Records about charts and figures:
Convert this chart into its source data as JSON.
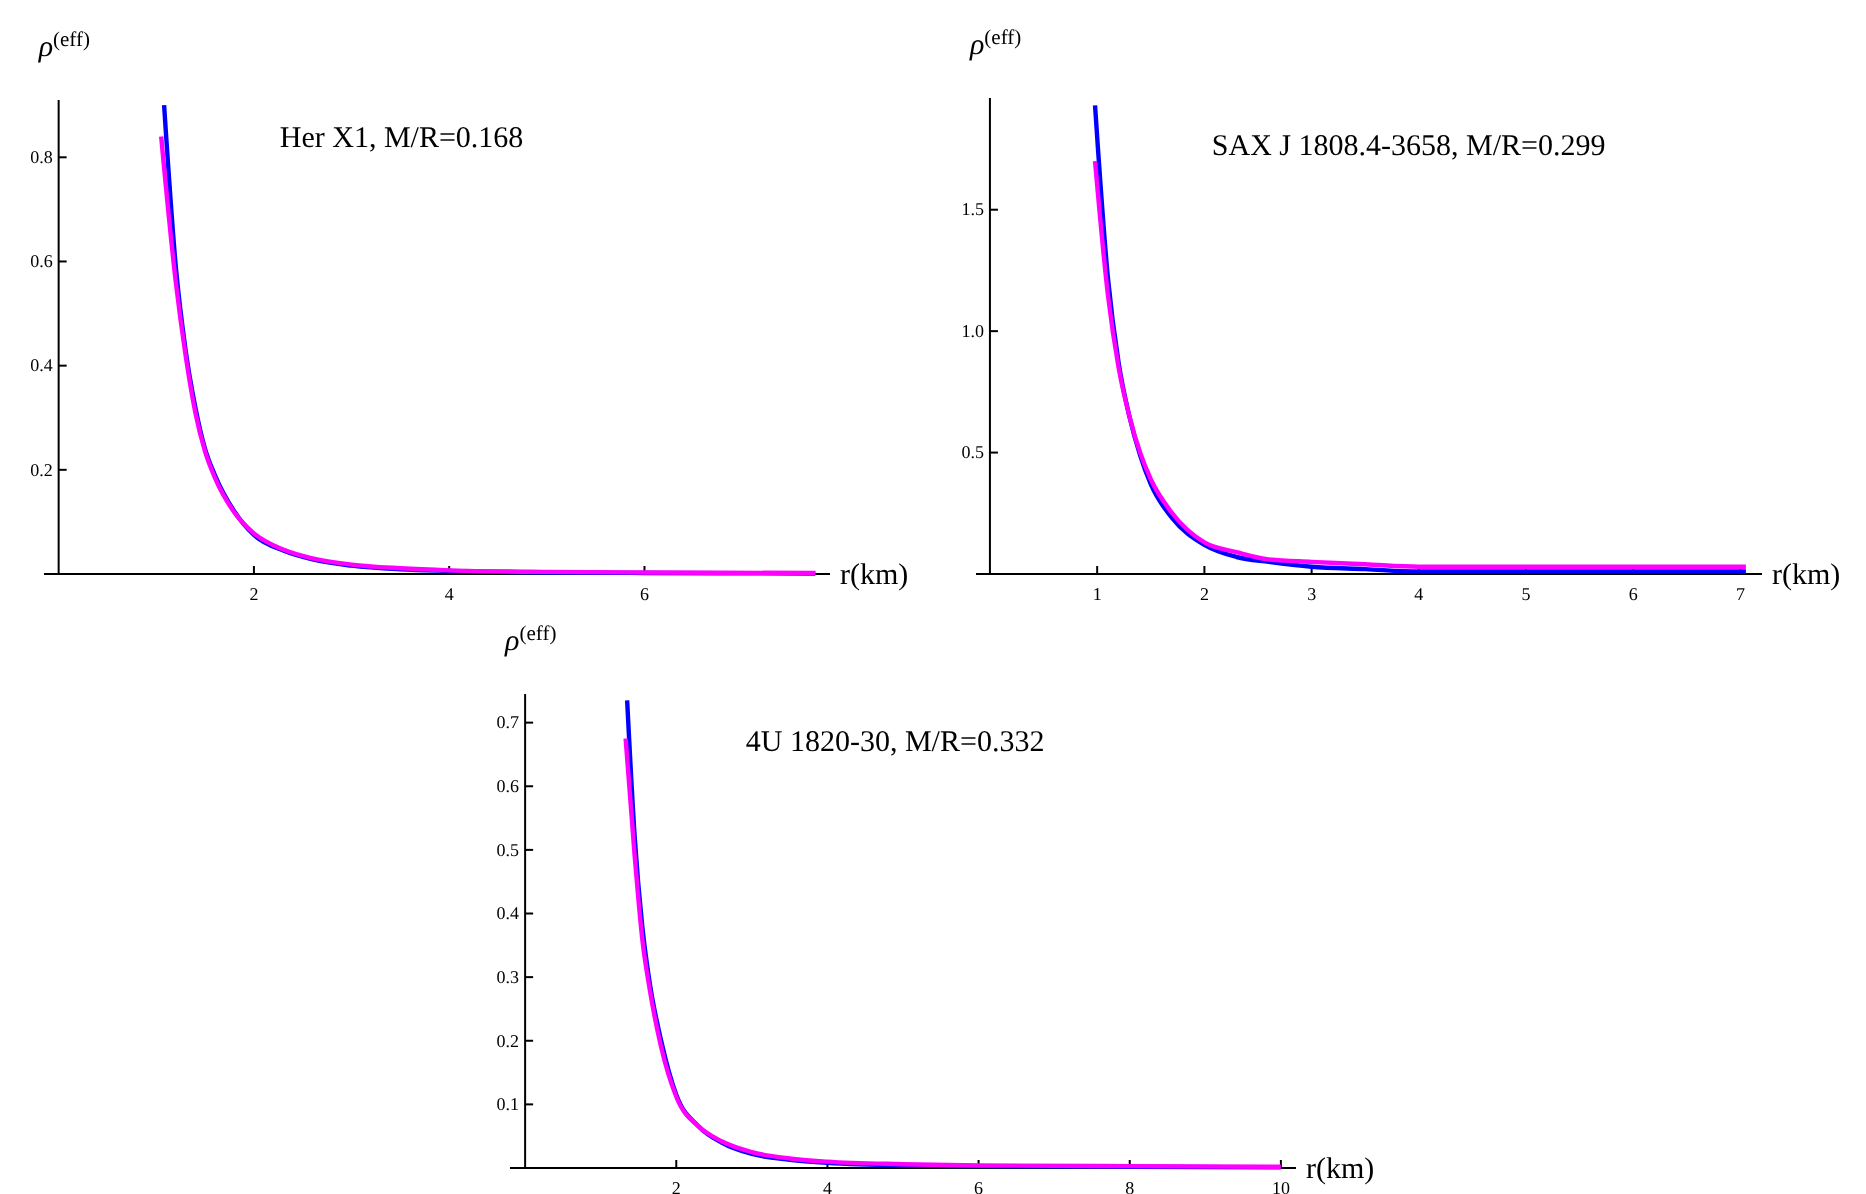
{
  "chart_data": [
    {
      "type": "line",
      "ylabel": "ρ$^{(eff)}$",
      "xlabel": "r(km)",
      "annotations": [
        "Her X1, M/R=0.168"
      ],
      "xlim": [
        -0.15,
        7.9
      ],
      "ylim": [
        0,
        0.91
      ],
      "xticks": [
        2,
        4,
        6
      ],
      "yticks": [
        0.2,
        0.4,
        0.6,
        0.8
      ],
      "series": [
        {
          "color": "#0000ff",
          "x": [
            1.08,
            1.2,
            1.3,
            1.4,
            1.5,
            1.6,
            1.8,
            2.0,
            2.3,
            2.6,
            3.0,
            3.5,
            4,
            5,
            6,
            7.75
          ],
          "values": [
            0.9,
            0.59,
            0.43,
            0.32,
            0.24,
            0.19,
            0.12,
            0.075,
            0.045,
            0.028,
            0.016,
            0.009,
            0.006,
            0.003,
            0.002,
            0.001
          ]
        },
        {
          "color": "#ff00ff",
          "x": [
            1.05,
            1.2,
            1.3,
            1.4,
            1.5,
            1.6,
            1.8,
            2.0,
            2.3,
            2.6,
            3.0,
            3.5,
            4,
            5,
            6,
            7.75
          ],
          "values": [
            0.84,
            0.56,
            0.42,
            0.31,
            0.235,
            0.185,
            0.118,
            0.078,
            0.047,
            0.03,
            0.018,
            0.011,
            0.007,
            0.004,
            0.003,
            0.002
          ]
        }
      ]
    },
    {
      "type": "line",
      "ylabel": "ρ$^{(eff)}$",
      "xlabel": "r(km)",
      "annotations": [
        "SAX J 1808.4-3658, M/R=0.299"
      ],
      "xlim": [
        -0.13,
        7.2
      ],
      "ylim": [
        0,
        1.96
      ],
      "xticks": [
        1,
        2,
        3,
        4,
        5,
        6,
        7
      ],
      "yticks": [
        0.5,
        {
          "value": 1,
          "label": "1.0"
        },
        1.5
      ],
      "series": [
        {
          "color": "#0000ff",
          "x": [
            0.98,
            1.1,
            1.2,
            1.3,
            1.4,
            1.5,
            1.7,
            2.0,
            2.3,
            2.6,
            3,
            3.5,
            4,
            5,
            6,
            7.05
          ],
          "values": [
            1.93,
            1.22,
            0.87,
            0.65,
            0.49,
            0.37,
            0.23,
            0.12,
            0.07,
            0.05,
            0.03,
            0.02,
            0.01,
            0.01,
            0.01,
            0.01
          ]
        },
        {
          "color": "#ff00ff",
          "x": [
            0.98,
            1.1,
            1.2,
            1.3,
            1.4,
            1.5,
            1.7,
            2.0,
            2.3,
            2.6,
            3,
            3.5,
            4,
            5,
            6,
            7.05
          ],
          "values": [
            1.7,
            1.15,
            0.85,
            0.65,
            0.5,
            0.39,
            0.25,
            0.13,
            0.09,
            0.06,
            0.05,
            0.04,
            0.03,
            0.03,
            0.03,
            0.03
          ]
        }
      ]
    },
    {
      "type": "line",
      "ylabel": "ρ$^{(eff)}$",
      "xlabel": "r(km)",
      "annotations": [
        "4U 1820-30, M/R=0.332"
      ],
      "xlim": [
        -0.2,
        10.2
      ],
      "ylim": [
        0,
        0.745
      ],
      "xticks": [
        2,
        4,
        6,
        8,
        10
      ],
      "yticks": [
        0.1,
        0.2,
        0.3,
        0.4,
        0.5,
        0.6,
        0.7
      ],
      "series": [
        {
          "color": "#0000ff",
          "x": [
            1.35,
            1.45,
            1.55,
            1.65,
            1.8,
            2.0,
            2.3,
            2.6,
            3,
            3.5,
            4,
            5,
            6,
            8,
            10
          ],
          "values": [
            0.735,
            0.52,
            0.38,
            0.29,
            0.2,
            0.115,
            0.065,
            0.04,
            0.022,
            0.013,
            0.008,
            0.004,
            0.003,
            0.002,
            0.001
          ]
        },
        {
          "color": "#ff00ff",
          "x": [
            1.33,
            1.45,
            1.55,
            1.65,
            1.8,
            2.0,
            2.3,
            2.6,
            3,
            3.5,
            4,
            5,
            6,
            8,
            10
          ],
          "values": [
            0.675,
            0.49,
            0.36,
            0.28,
            0.19,
            0.112,
            0.065,
            0.042,
            0.025,
            0.015,
            0.01,
            0.006,
            0.004,
            0.003,
            0.002
          ]
        }
      ]
    }
  ]
}
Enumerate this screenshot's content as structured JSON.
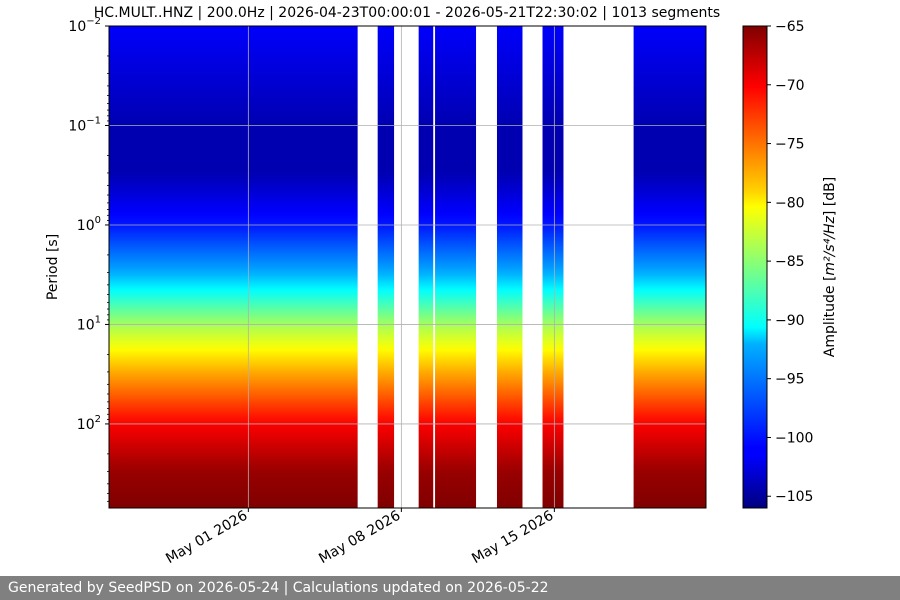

* Exercise requirements
Reproduce the full material exactly, excluding the pictures.

* Result for this task
Convert this chart into its source data as JSON.
{
  "chart_data": [
    {
      "type": "line",
      "ylabel": "ρ$^{(eff)}$",
      "xlabel": "r(km)",
      "annotations": [
        "Her X1, M/R=0.168"
      ],
      "xlim": [
        -0.15,
        7.9
      ],
      "ylim": [
        0,
        0.91
      ],
      "xticks": [
        2,
        4,
        6
      ],
      "yticks": [
        0.2,
        0.4,
        0.6,
        0.8
      ],
      "series": [
        {
          "color": "#0000ff",
          "x": [
            1.08,
            1.2,
            1.3,
            1.4,
            1.5,
            1.6,
            1.8,
            2.0,
            2.3,
            2.6,
            3.0,
            3.5,
            4,
            5,
            6,
            7.75
          ],
          "values": [
            0.9,
            0.59,
            0.43,
            0.32,
            0.24,
            0.19,
            0.12,
            0.075,
            0.045,
            0.028,
            0.016,
            0.009,
            0.006,
            0.003,
            0.002,
            0.001
          ]
        },
        {
          "color": "#ff00ff",
          "x": [
            1.05,
            1.2,
            1.3,
            1.4,
            1.5,
            1.6,
            1.8,
            2.0,
            2.3,
            2.6,
            3.0,
            3.5,
            4,
            5,
            6,
            7.75
          ],
          "values": [
            0.84,
            0.56,
            0.42,
            0.31,
            0.235,
            0.185,
            0.118,
            0.078,
            0.047,
            0.03,
            0.018,
            0.011,
            0.007,
            0.004,
            0.003,
            0.002
          ]
        }
      ]
    },
    {
      "type": "line",
      "ylabel": "ρ$^{(eff)}$",
      "xlabel": "r(km)",
      "annotations": [
        "SAX J 1808.4-3658, M/R=0.299"
      ],
      "xlim": [
        -0.13,
        7.2
      ],
      "ylim": [
        0,
        1.96
      ],
      "xticks": [
        1,
        2,
        3,
        4,
        5,
        6,
        7
      ],
      "yticks": [
        0.5,
        {
          "value": 1,
          "label": "1.0"
        },
        1.5
      ],
      "series": [
        {
          "color": "#0000ff",
          "x": [
            0.98,
            1.1,
            1.2,
            1.3,
            1.4,
            1.5,
            1.7,
            2.0,
            2.3,
            2.6,
            3,
            3.5,
            4,
            5,
            6,
            7.05
          ],
          "values": [
            1.93,
            1.22,
            0.87,
            0.65,
            0.49,
            0.37,
            0.23,
            0.12,
            0.07,
            0.05,
            0.03,
            0.02,
            0.01,
            0.01,
            0.01,
            0.01
          ]
        },
        {
          "color": "#ff00ff",
          "x": [
            0.98,
            1.1,
            1.2,
            1.3,
            1.4,
            1.5,
            1.7,
            2.0,
            2.3,
            2.6,
            3,
            3.5,
            4,
            5,
            6,
            7.05
          ],
          "values": [
            1.7,
            1.15,
            0.85,
            0.65,
            0.5,
            0.39,
            0.25,
            0.13,
            0.09,
            0.06,
            0.05,
            0.04,
            0.03,
            0.03,
            0.03,
            0.03
          ]
        }
      ]
    },
    {
      "type": "line",
      "ylabel": "ρ$^{(eff)}$",
      "xlabel": "r(km)",
      "annotations": [
        "4U 1820-30, M/R=0.332"
      ],
      "xlim": [
        -0.2,
        10.2
      ],
      "ylim": [
        0,
        0.745
      ],
      "xticks": [
        2,
        4,
        6,
        8,
        10
      ],
      "yticks": [
        0.1,
        0.2,
        0.3,
        0.4,
        0.5,
        0.6,
        0.7
      ],
      "series": [
        {
          "color": "#0000ff",
          "x": [
            1.35,
            1.45,
            1.55,
            1.65,
            1.8,
            2.0,
            2.3,
            2.6,
            3,
            3.5,
            4,
            5,
            6,
            8,
            10
          ],
          "values": [
            0.735,
            0.52,
            0.38,
            0.29,
            0.2,
            0.115,
            0.065,
            0.04,
            0.022,
            0.013,
            0.008,
            0.004,
            0.003,
            0.002,
            0.001
          ]
        },
        {
          "color": "#ff00ff",
          "x": [
            1.33,
            1.45,
            1.55,
            1.65,
            1.8,
            2.0,
            2.3,
            2.6,
            3,
            3.5,
            4,
            5,
            6,
            8,
            10
          ],
          "values": [
            0.675,
            0.49,
            0.36,
            0.28,
            0.19,
            0.112,
            0.065,
            0.042,
            0.025,
            0.015,
            0.01,
            0.006,
            0.004,
            0.003,
            0.002
          ]
        }
      ]
    }
  ]
}
Enumerate this screenshot's content as structured JSON.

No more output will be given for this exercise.